Records that describe figures
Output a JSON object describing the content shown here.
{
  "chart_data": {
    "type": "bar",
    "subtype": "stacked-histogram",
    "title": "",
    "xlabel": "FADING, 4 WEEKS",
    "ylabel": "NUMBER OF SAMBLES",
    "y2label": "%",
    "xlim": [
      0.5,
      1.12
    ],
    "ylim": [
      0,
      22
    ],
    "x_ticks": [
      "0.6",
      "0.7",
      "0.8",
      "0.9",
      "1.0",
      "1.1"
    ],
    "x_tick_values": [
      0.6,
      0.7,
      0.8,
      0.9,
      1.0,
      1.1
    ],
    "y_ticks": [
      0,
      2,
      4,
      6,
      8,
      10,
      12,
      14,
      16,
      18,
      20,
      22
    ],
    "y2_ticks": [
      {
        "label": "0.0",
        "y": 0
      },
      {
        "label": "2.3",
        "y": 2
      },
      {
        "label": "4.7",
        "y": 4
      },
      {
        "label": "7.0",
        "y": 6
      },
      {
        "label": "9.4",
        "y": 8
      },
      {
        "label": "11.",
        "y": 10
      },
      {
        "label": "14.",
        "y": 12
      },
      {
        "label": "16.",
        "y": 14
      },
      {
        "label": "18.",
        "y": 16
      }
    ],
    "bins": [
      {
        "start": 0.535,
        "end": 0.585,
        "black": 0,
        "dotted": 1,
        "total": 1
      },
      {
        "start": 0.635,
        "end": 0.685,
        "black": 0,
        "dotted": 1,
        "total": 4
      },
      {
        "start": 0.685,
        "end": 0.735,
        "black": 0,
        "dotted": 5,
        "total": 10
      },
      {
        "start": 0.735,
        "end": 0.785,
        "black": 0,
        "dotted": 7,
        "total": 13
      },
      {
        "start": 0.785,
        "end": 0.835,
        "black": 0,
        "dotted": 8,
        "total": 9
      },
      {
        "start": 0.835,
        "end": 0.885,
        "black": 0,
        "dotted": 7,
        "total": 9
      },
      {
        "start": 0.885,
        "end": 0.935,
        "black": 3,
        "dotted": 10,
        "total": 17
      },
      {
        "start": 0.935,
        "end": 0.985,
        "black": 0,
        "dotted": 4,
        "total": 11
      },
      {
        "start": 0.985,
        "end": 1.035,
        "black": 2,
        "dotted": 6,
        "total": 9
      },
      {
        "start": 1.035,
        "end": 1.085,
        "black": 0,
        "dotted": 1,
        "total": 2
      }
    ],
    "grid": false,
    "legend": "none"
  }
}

--

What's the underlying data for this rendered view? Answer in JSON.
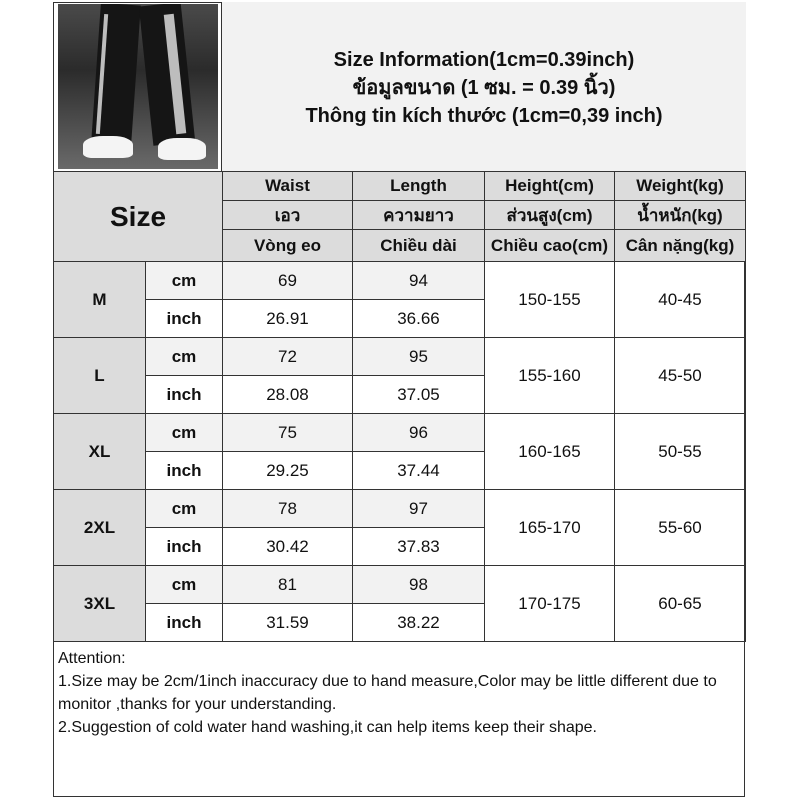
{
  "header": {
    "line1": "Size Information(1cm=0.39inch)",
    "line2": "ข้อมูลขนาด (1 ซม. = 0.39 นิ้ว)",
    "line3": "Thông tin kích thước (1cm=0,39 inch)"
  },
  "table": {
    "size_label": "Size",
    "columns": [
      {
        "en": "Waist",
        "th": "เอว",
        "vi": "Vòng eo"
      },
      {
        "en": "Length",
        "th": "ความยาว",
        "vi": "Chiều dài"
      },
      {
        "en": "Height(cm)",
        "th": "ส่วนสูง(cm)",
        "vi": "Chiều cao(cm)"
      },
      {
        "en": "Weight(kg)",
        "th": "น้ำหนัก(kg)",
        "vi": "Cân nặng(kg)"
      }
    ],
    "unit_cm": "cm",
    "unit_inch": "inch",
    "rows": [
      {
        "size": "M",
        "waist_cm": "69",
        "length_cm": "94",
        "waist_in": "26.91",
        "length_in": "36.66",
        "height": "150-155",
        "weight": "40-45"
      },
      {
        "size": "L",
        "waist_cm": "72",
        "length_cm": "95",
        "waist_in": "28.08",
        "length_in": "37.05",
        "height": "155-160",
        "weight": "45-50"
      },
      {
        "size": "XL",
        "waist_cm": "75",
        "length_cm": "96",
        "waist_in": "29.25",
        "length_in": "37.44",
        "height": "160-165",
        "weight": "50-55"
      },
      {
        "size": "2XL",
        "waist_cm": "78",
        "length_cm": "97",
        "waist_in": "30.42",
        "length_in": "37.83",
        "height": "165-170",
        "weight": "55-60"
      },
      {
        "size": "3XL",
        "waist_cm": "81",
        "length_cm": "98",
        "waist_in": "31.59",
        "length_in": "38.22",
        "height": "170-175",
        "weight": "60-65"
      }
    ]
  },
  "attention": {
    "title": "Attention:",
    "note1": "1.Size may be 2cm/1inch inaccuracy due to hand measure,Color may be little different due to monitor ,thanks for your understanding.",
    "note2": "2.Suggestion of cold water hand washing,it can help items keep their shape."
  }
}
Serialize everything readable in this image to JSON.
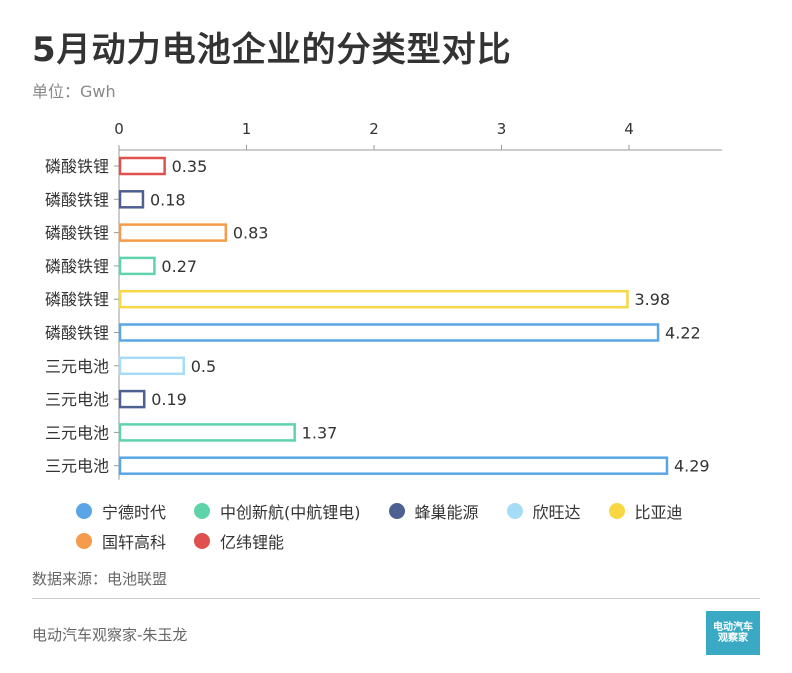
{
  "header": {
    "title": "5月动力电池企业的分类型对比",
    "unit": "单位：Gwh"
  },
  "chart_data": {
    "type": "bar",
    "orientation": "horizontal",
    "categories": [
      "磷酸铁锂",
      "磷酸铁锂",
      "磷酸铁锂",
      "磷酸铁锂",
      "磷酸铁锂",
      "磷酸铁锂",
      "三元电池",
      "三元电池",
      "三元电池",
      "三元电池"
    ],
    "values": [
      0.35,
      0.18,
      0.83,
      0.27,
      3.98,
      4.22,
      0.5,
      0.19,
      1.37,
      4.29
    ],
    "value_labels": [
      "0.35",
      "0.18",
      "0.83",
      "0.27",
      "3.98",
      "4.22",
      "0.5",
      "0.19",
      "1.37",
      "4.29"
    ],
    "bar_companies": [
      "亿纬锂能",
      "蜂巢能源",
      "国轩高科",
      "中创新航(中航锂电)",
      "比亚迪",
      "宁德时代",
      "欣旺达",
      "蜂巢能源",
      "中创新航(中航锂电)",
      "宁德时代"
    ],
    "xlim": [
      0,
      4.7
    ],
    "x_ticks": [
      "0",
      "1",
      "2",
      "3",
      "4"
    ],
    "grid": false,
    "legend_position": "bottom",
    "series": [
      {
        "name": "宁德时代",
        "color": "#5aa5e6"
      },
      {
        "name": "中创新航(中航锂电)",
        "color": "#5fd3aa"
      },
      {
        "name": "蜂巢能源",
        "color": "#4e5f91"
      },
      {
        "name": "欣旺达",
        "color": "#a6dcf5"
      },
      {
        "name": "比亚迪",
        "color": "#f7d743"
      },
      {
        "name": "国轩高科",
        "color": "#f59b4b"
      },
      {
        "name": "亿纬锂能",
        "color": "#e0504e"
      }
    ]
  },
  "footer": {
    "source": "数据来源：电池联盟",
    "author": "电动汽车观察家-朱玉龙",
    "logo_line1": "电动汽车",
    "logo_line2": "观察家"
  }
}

==

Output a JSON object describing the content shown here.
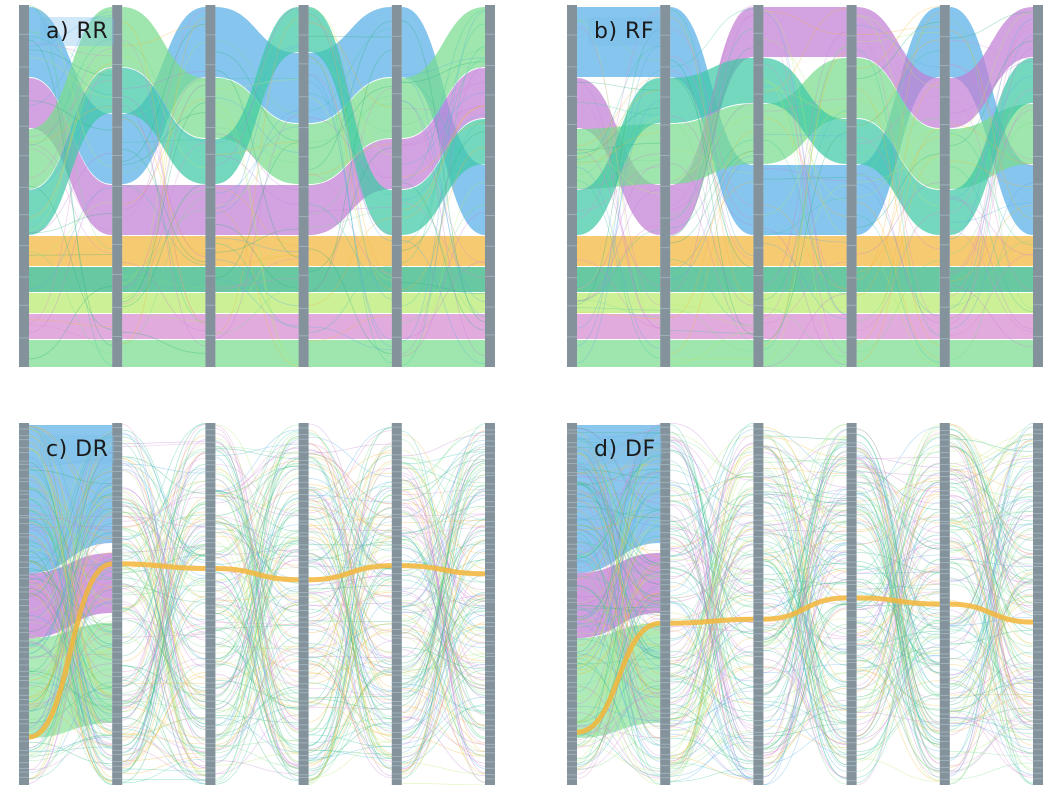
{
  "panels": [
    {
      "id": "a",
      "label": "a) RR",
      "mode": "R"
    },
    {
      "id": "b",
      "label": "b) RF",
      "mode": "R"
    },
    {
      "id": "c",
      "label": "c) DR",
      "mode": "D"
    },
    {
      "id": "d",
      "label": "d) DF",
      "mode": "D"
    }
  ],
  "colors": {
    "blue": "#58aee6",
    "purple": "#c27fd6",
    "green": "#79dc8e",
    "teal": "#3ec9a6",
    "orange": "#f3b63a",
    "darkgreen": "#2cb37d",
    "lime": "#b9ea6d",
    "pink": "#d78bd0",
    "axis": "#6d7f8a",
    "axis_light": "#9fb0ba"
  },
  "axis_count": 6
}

▶ **WHAT YOU WILL DO**:
In the entries above, identify each line that includes the string "name", then copy it.

▶ **RESPONSE BELOW**:
        "name": "宁德时代",
        "name": "中创新航(中航锂电)",
        "name": "蜂巢能源",
        "name": "欣旺达",
        "name": "比亚迪",
        "name": "国轩高科",
        "name": "亿纬锂能",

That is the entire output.